§ **AVAILABLE RECORDS**
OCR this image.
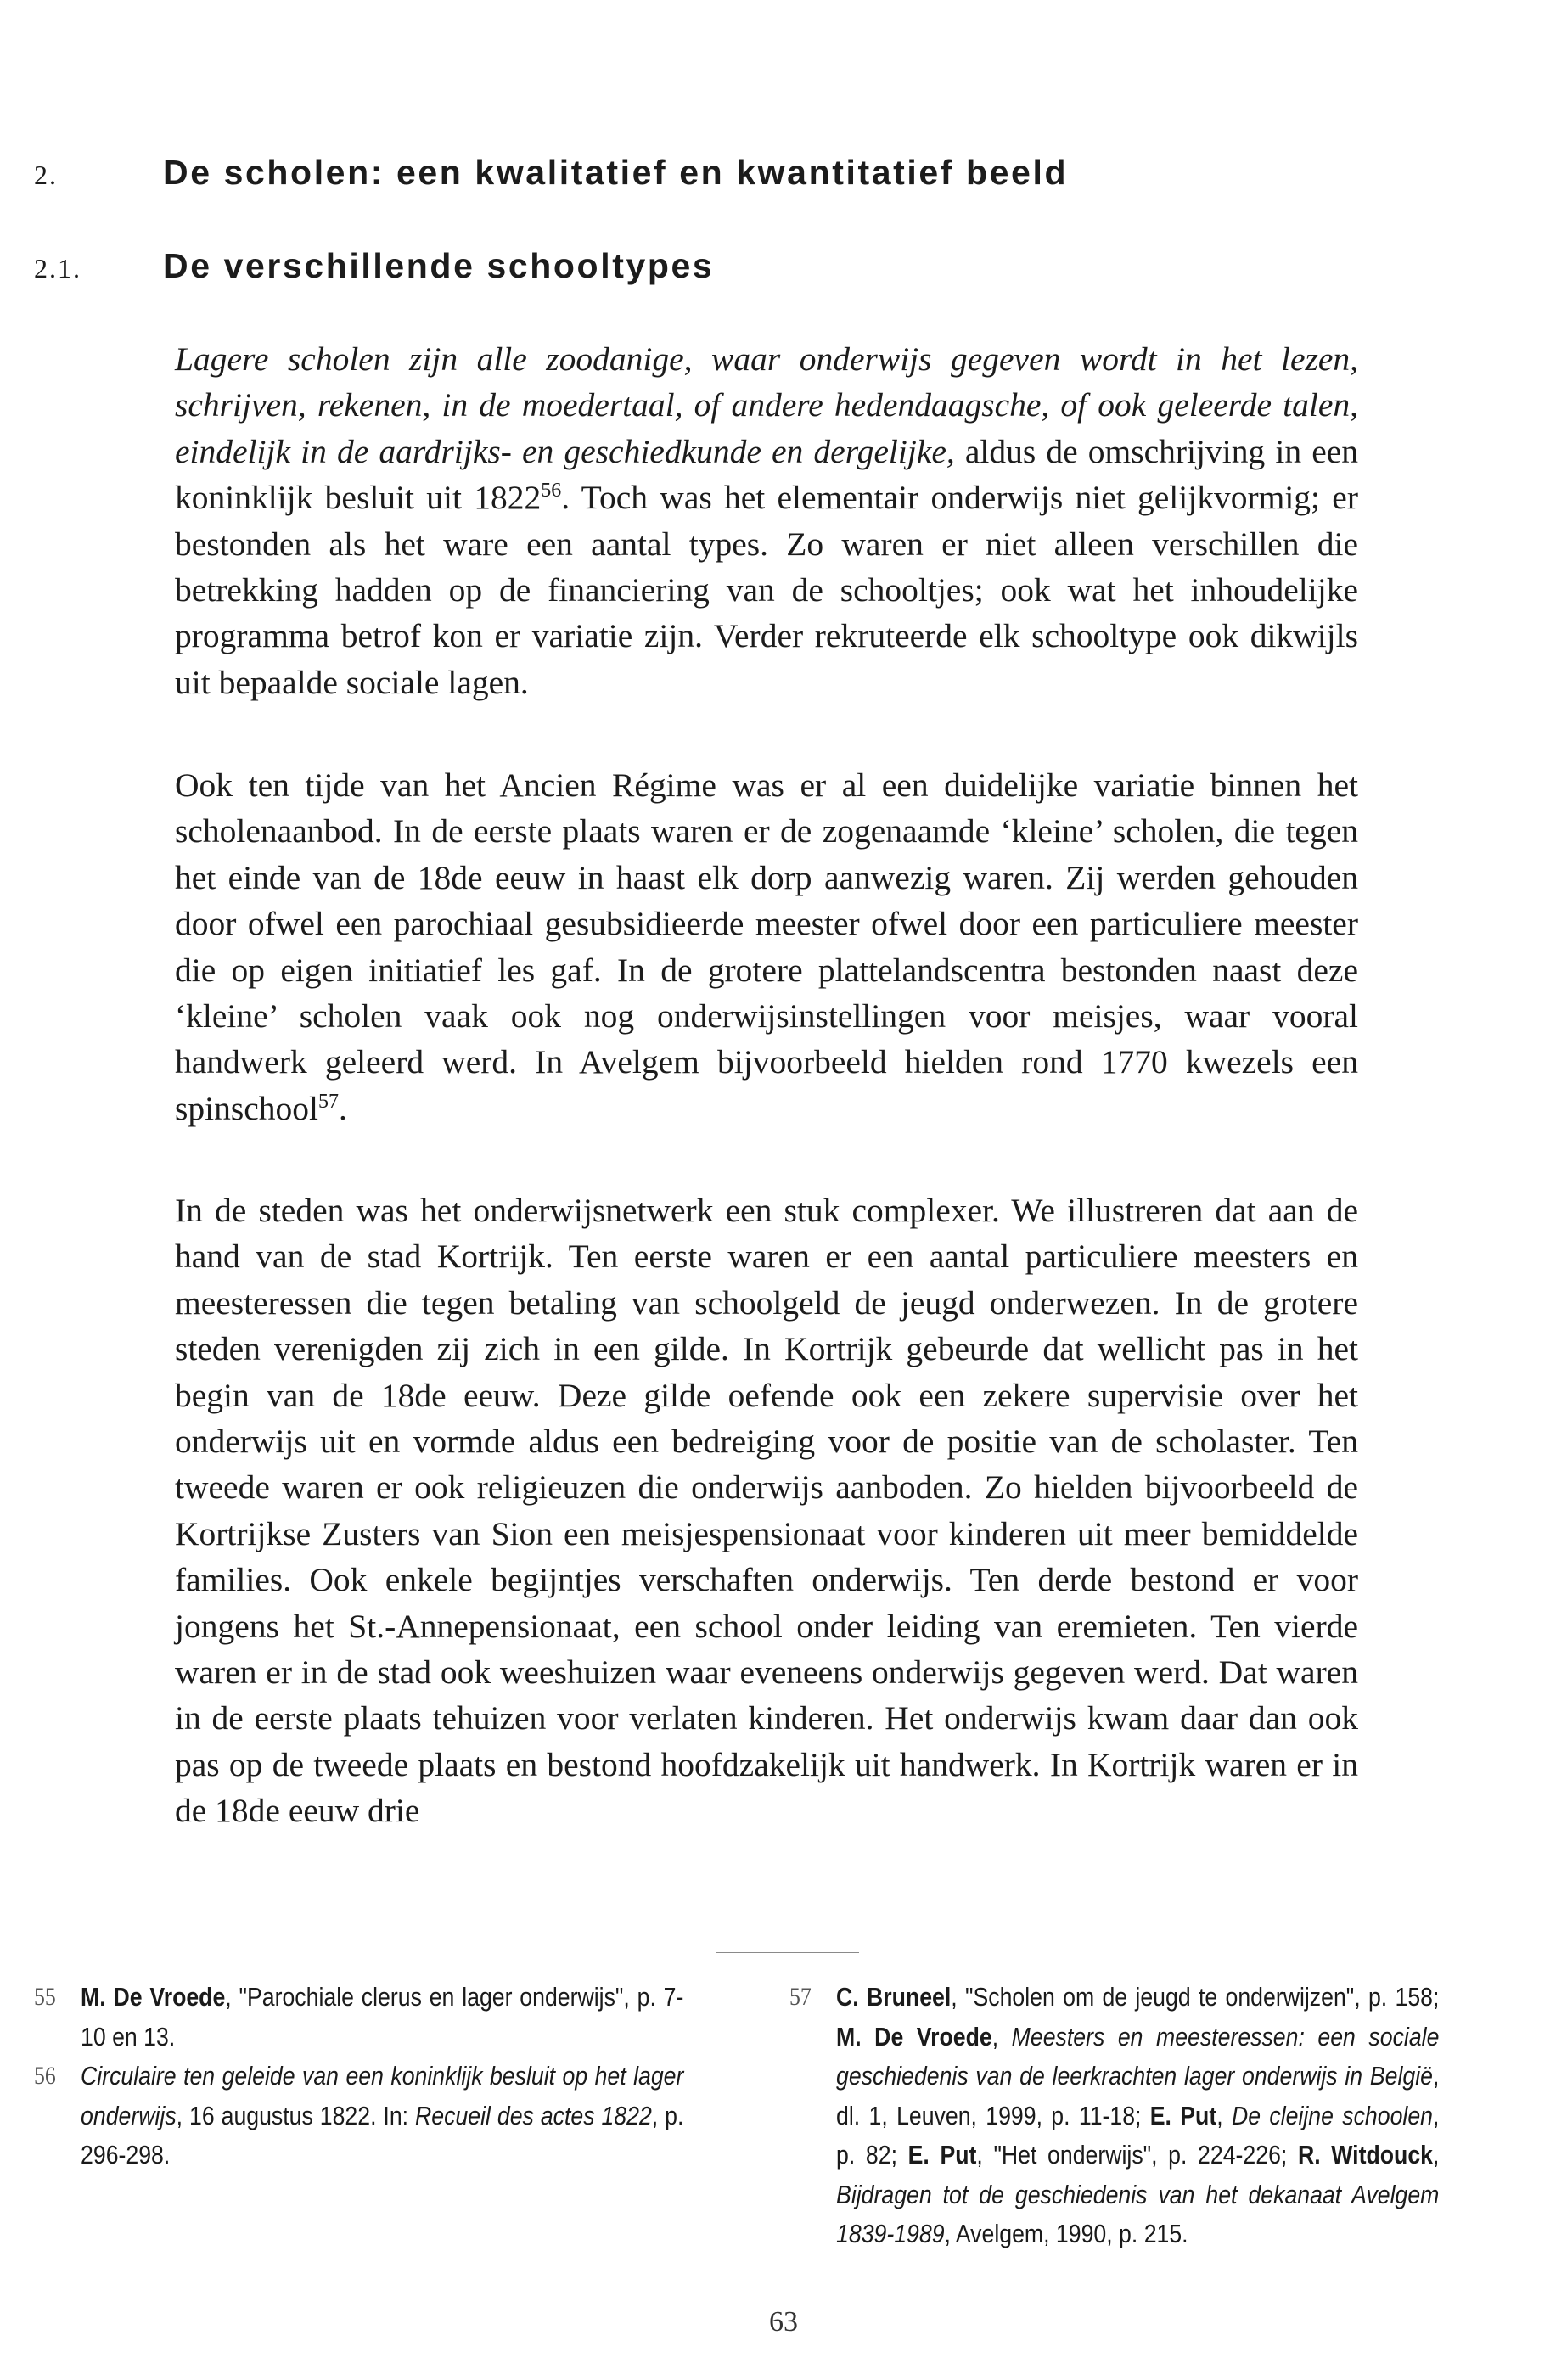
2.	De scholen: een kwalitatief en kwantitatief beeld
2.1. De verschillende schooltypes

Lagere scholen zijn alle zoodanige, waar onderwijs gegeven wordt in het lezen, schrijven, rekenen, in de moedertaal, of andere hedendaagsche, of ook geleerde talen, eindelijk in de aardrijks- en geschiedkunde en dergelijke, aldus de omschrijving in een koninklijk besluit uit 1822$^{56}$. Toch was het elementair onderwijs niet gelijkvormig; er bestonden als het ware een aantal types. Zo waren er niet alleen verschillen die betrekking hadden op de financiering van de schooltjes; ook wat het inhoudelijke programma betrof kon er variatie zijn. Verder rekruteerde elk schooltype ook dikwijls uit bepaalde sociale lagen.

Ook ten tijde van het Ancien Régime was er al een duidelijke variatie binnen het scholenaanbod. In de eerste plaats waren er de zogenaamde ‘kleine’ scholen, die tegen het einde van de 18de eeuw in haast elk dorp aanwezig waren. Zij werden gehouden door ofwel een parochiaal gesubsidieerde meester ofwel door een particuliere meester die op eigen initiatief les gaf. In de grotere plattelandscentra bestonden naast deze ‘kleine’ scholen vaak ook nog onderwijsinstellingen voor meisjes, waar vooral handwerk geleerd werd. In Avelgem bijvoorbeeld hielden rond 1770 kwezels een spinschool$^{57}$.

In de steden was het onderwijsnetwerk een stuk complexer. We illustreren dat aan de hand van de stad Kortrijk. Ten eerste waren er een aantal particuliere meesters en meesteressen die tegen betaling van schoolgeld de jeugd onderwezen. In de grotere steden verenigden zij zich in een gilde. In Kortrijk gebeurde dat wellicht pas in het begin van de 18de eeuw. Deze gilde oefende ook een zekere supervisie over het onderwijs uit en vormde aldus een bedreiging voor de positie van de scholaster. Ten tweede waren er ook religieuzen die onderwijs aanboden. Zo hielden bijvoorbeeld de Kortrijkse Zusters van Sion een meisjespensionaat voor kinderen uit meer bemiddelde families. Ook enkele begijntjes verschaften onderwijs. Ten derde bestond er voor jongens het St.-Annepensionaat, een school onder leiding van eremieten. Ten vierde waren er in de stad ook weeshuizen waar eveneens onderwijs gegeven werd. Dat waren in de eerste plaats tehuizen voor verlaten kinderen. Het onderwijs kwam daar dan ook pas op de tweede plaats en bestond hoofdzakelijk uit handwerk. In Kortrijk waren er in de 18de eeuw drie

55 M. De Vroede, "Parochiale clerus en lager onderwijs", p. 7-10 en 13.

56 Circulaire ten geleide van een koninklijk besluit op het lager onderwijs, 16 augustus 1822. In: Recueil des actes 1822, p. 296-298.

57 C. Bruneel, "Scholen om de jeugd te onderwijzen", p. 158; M. De Vroede, Meesters en meesteressen: een sociale geschiedenis van de leerkrachten lager onderwijs in België, dl. 1, Leuven, 1999, p. 11-18; E. Put, De cleijne schoolen, p. 82; E. Put, "Het onderwijs", p. 224-226; R. Witdouck, Bijdragen tot de geschiedenis van het dekanaat Avelgem 1839-1989, Avelgem, 1990, p. 215.

63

§ **OBJECTIVE**
Extract, from the listing above, every line where the string "Vroede" occurs.

§ **TASK ANSWER**
55 M. De Vroede, "Parochiale clerus en lager onderwijs", p. 7-10 en 13.
57 C. Bruneel, "Scholen om de jeugd te onderwijzen", p. 158; M. De Vroede, Meesters en meesteressen: een sociale geschiedenis van de leerkrachten lager onderwijs in België, dl. 1, Leuven, 1999, p. 11-18; E. Put, De cleijne schoolen, p. 82; E. Put, "Het onderwijs", p. 224-226; R. Witdouck, Bijdragen tot de geschiedenis van het dekanaat Avelgem 1839-1989, Avelgem, 1990, p. 215.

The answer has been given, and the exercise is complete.